**Work instructions:** State the number of lines in these records holding "live". Say nothing more.

[Stored data]
-- BEGIN --
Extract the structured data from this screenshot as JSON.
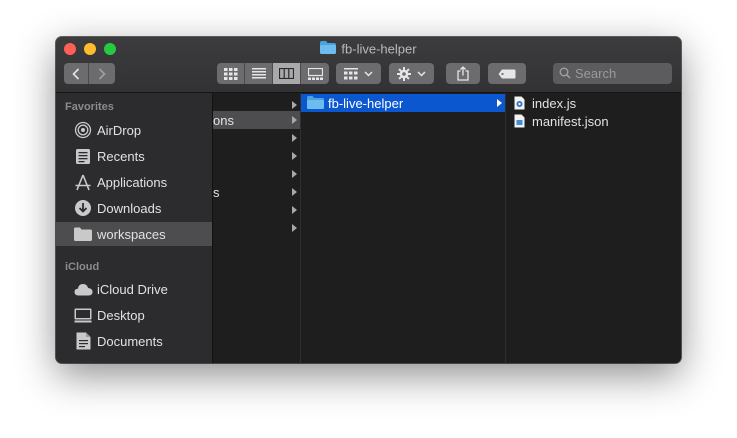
{
  "window": {
    "title": "fb-live-helper"
  },
  "toolbar": {
    "back_icon": "chevron-left-icon",
    "forward_icon": "chevron-right-icon",
    "view_modes": [
      "icon-view",
      "list-view",
      "column-view",
      "gallery-view"
    ],
    "active_view": "column-view",
    "search_placeholder": "Search"
  },
  "sidebar": {
    "favorites_header": "Favorites",
    "favorites": [
      {
        "label": "AirDrop",
        "icon": "airdrop-icon"
      },
      {
        "label": "Recents",
        "icon": "recents-icon"
      },
      {
        "label": "Applications",
        "icon": "applications-icon"
      },
      {
        "label": "Downloads",
        "icon": "downloads-icon"
      },
      {
        "label": "workspaces",
        "icon": "folder-icon",
        "selected": true
      }
    ],
    "icloud_header": "iCloud",
    "icloud": [
      {
        "label": "iCloud Drive",
        "icon": "cloud-icon"
      },
      {
        "label": "Desktop",
        "icon": "desktop-icon"
      },
      {
        "label": "Documents",
        "icon": "documents-icon"
      }
    ]
  },
  "columns": {
    "col1_fragments": [
      "ons",
      "s"
    ],
    "col2": {
      "selected_item": "fb-live-helper"
    },
    "col3": {
      "files": [
        "index.js",
        "manifest.json"
      ]
    }
  },
  "colors": {
    "selection": "#0b57d0",
    "accent_folder": "#4aa3df"
  }
}
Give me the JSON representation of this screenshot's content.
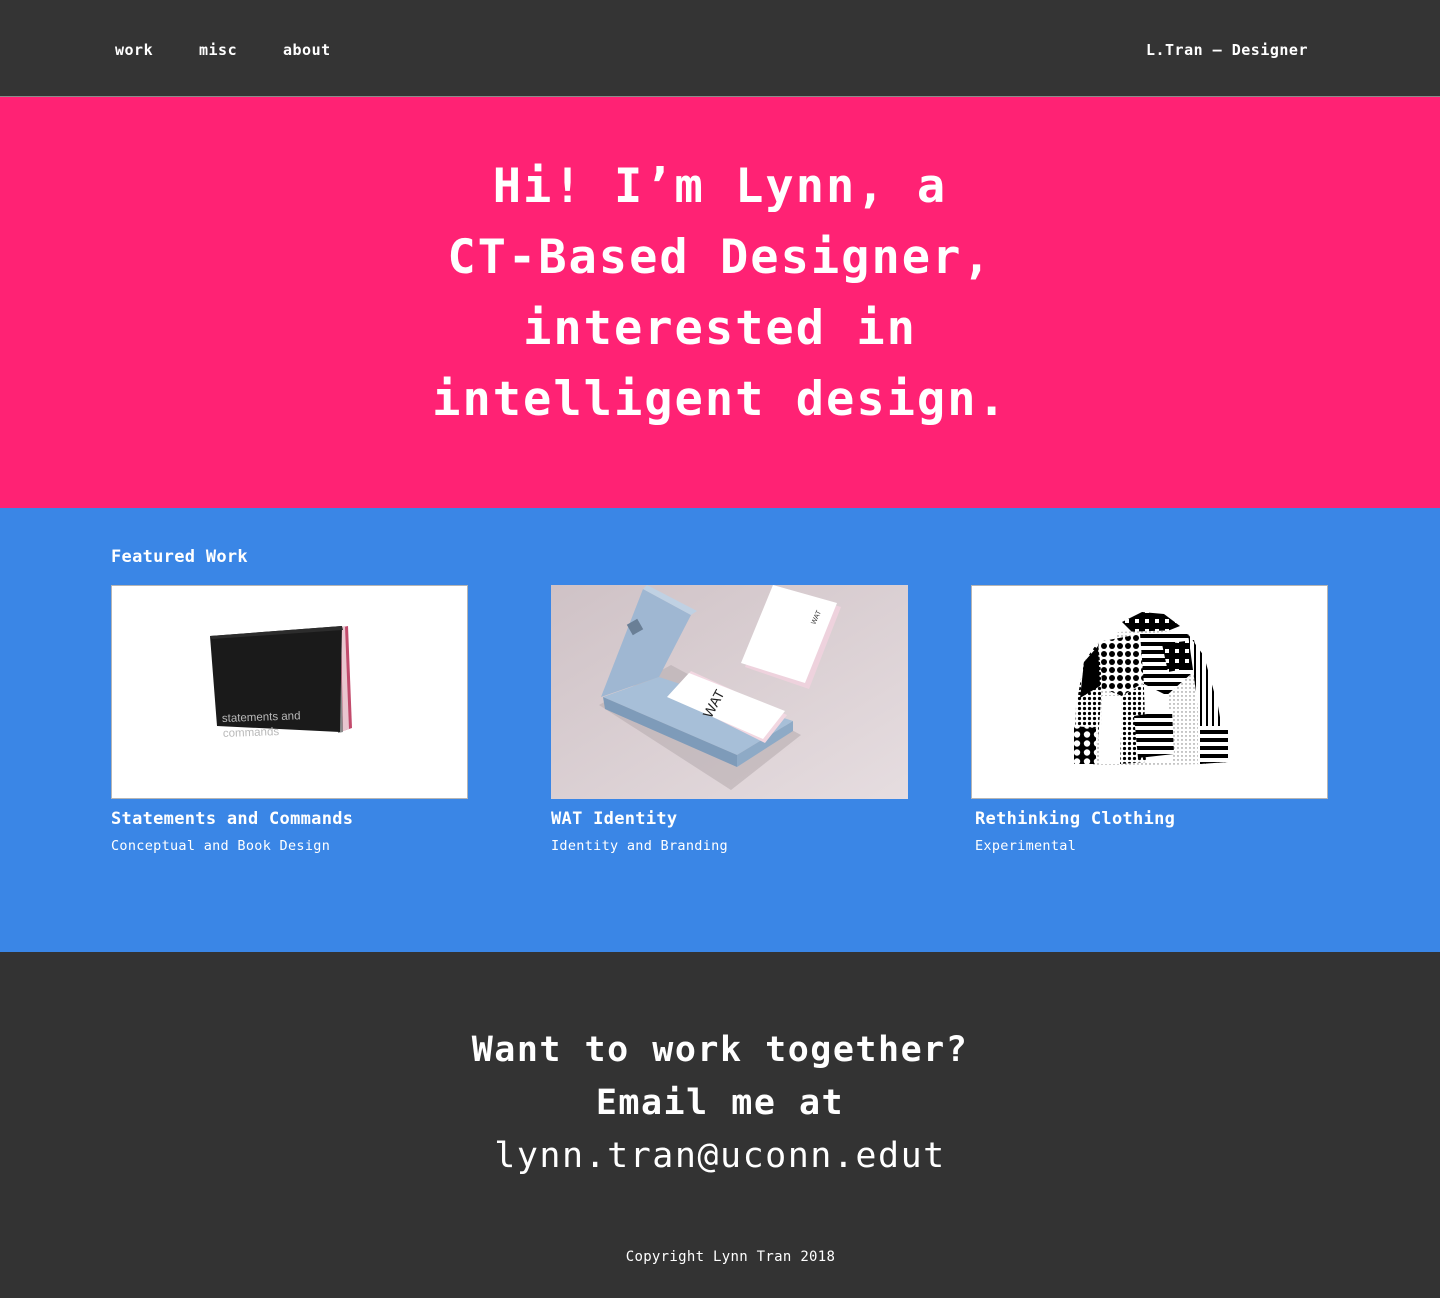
{
  "nav": {
    "items": [
      {
        "label": "work"
      },
      {
        "label": "misc"
      },
      {
        "label": "about"
      }
    ],
    "brand": "L.Tran — Designer"
  },
  "hero": {
    "lines": [
      "Hi! I’m Lynn, a",
      "CT-Based Designer,",
      "interested in",
      "intelligent design."
    ]
  },
  "featured": {
    "title": "Featured Work",
    "cards": [
      {
        "title": "Statements and Commands",
        "subtitle": "Conceptual and Book Design",
        "image_text": "statements and\ncommands"
      },
      {
        "title": "WAT Identity",
        "subtitle": "Identity and Branding",
        "image_text": "WAT"
      },
      {
        "title": "Rethinking Clothing",
        "subtitle": "Experimental"
      }
    ]
  },
  "contact": {
    "line1": "Want to work together?",
    "line2": "Email me at",
    "email": "lynn.tran@uconn.edut"
  },
  "footer": {
    "copyright": "Copyright Lynn Tran 2018"
  },
  "colors": {
    "topbar": "#343434",
    "hero_bg": "#ff2274",
    "featured_bg": "#3a86e6",
    "footer_bg": "#333333",
    "text": "#ffffff"
  }
}
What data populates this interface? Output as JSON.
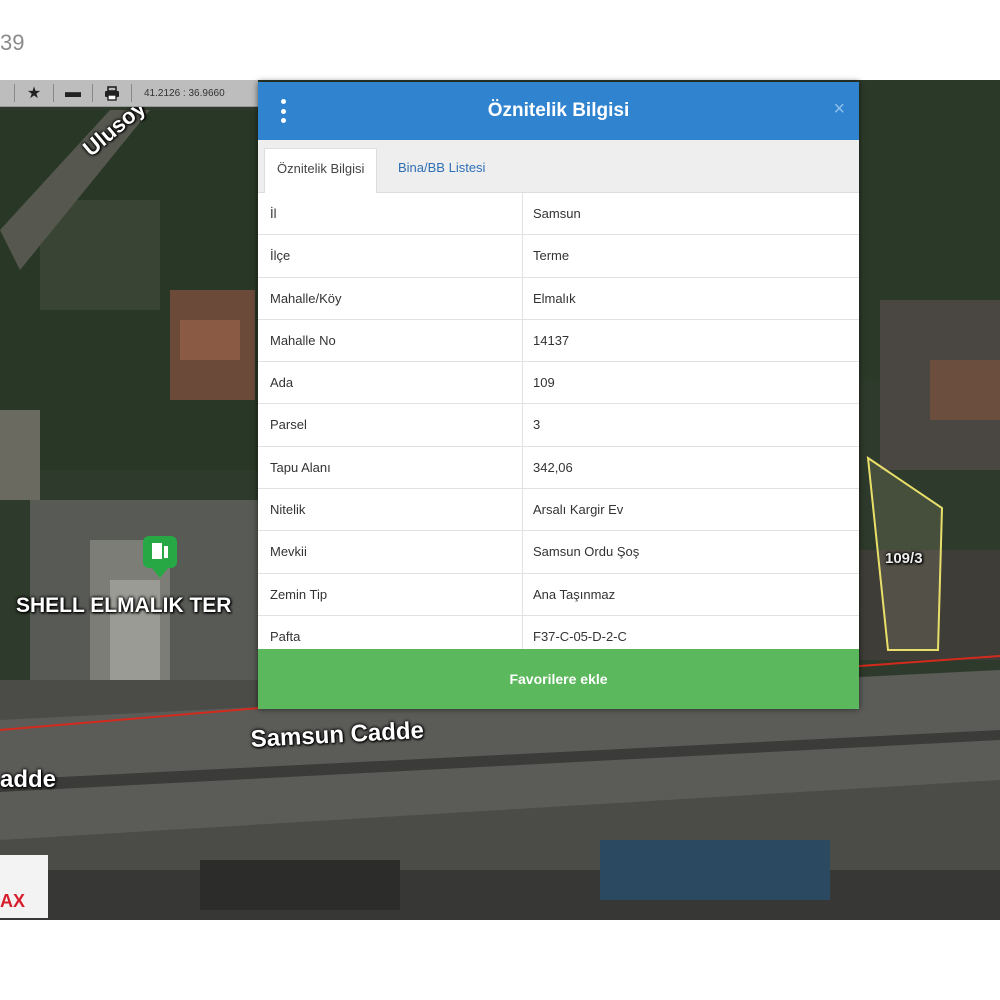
{
  "top_label": "39",
  "toolbar": {
    "coords": "41.2126 : 36.9660"
  },
  "map": {
    "labels": {
      "street_ulusoy": "Ulusoy",
      "poi_shell": "SHELL ELMALIK TER",
      "street_samsun": "Samsun Cadde",
      "street_cadde_left": "adde",
      "parcel": "109/3",
      "remax": "AX"
    },
    "colors": {
      "road_line": "#d42a1e",
      "parcel_outline": "#e8df6a"
    }
  },
  "dialog": {
    "title": "Öznitelik Bilgisi",
    "close": "×",
    "tabs": [
      {
        "label": "Öznitelik Bilgisi",
        "active": true
      },
      {
        "label": "Bina/BB Listesi",
        "active": false
      }
    ],
    "rows": [
      {
        "key": "İl",
        "value": "Samsun"
      },
      {
        "key": "İlçe",
        "value": "Terme"
      },
      {
        "key": "Mahalle/Köy",
        "value": "Elmalık"
      },
      {
        "key": "Mahalle No",
        "value": "14137"
      },
      {
        "key": "Ada",
        "value": "109"
      },
      {
        "key": "Parsel",
        "value": "3"
      },
      {
        "key": "Tapu Alanı",
        "value": "342,06"
      },
      {
        "key": "Nitelik",
        "value": "Arsalı Kargir Ev"
      },
      {
        "key": "Mevkii",
        "value": "Samsun Ordu Şoş"
      },
      {
        "key": "Zemin Tip",
        "value": "Ana Taşınmaz"
      },
      {
        "key": "Pafta",
        "value": "F37-C-05-D-2-C"
      }
    ],
    "favorite_button": "Favorilere ekle",
    "colors": {
      "header": "#2f83cf",
      "favorite": "#5cb85c"
    }
  }
}
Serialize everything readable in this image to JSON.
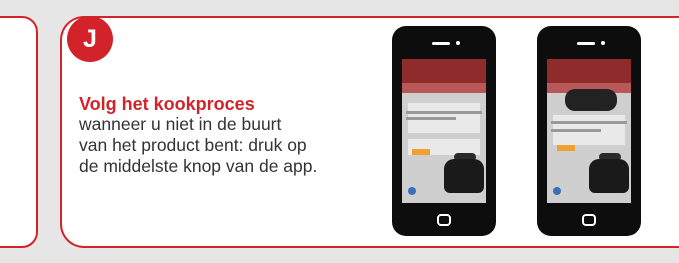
{
  "step": {
    "badge": "J"
  },
  "instruction": {
    "heading": "Volg het kookproces",
    "lines": [
      "wanneer u niet in de buurt",
      "van het product bent: druk op",
      "de middelste knop van de app."
    ]
  },
  "phones": [
    {
      "name": "phone-1",
      "icon": "smartphone-icon"
    },
    {
      "name": "phone-2",
      "icon": "smartphone-icon"
    }
  ],
  "colors": {
    "accent": "#d3232a",
    "text": "#333333",
    "background": "#e6e6e6"
  }
}
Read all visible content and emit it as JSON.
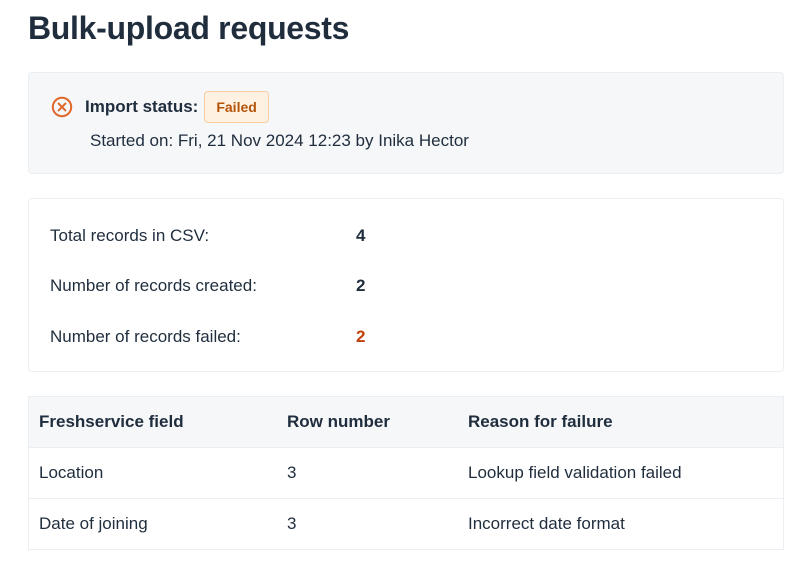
{
  "page": {
    "title": "Bulk-upload requests"
  },
  "import_status": {
    "icon": "x-circle-icon",
    "label": "Import status:",
    "badge": "Failed",
    "started_text": "Started on: Fri, 21 Nov 2024 12:23 by Inika Hector",
    "colors": {
      "icon": "#e0672a",
      "badge_bg": "#fff1e1",
      "badge_text": "#b45309"
    }
  },
  "summary": {
    "rows": [
      {
        "label": "Total records in CSV:",
        "value": "4"
      },
      {
        "label": "Number of records created:",
        "value": "2"
      },
      {
        "label": "Number of records failed:",
        "value": "2"
      }
    ],
    "failed_color": "#c2410c"
  },
  "failures": {
    "headers": [
      "Freshservice field",
      "Row number",
      "Reason for failure"
    ],
    "rows": [
      {
        "field": "Location",
        "row": "3",
        "reason": "Lookup field validation failed"
      },
      {
        "field": "Date of joining",
        "row": "3",
        "reason": "Incorrect date format"
      }
    ]
  }
}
-- END --
**Task solution:** 2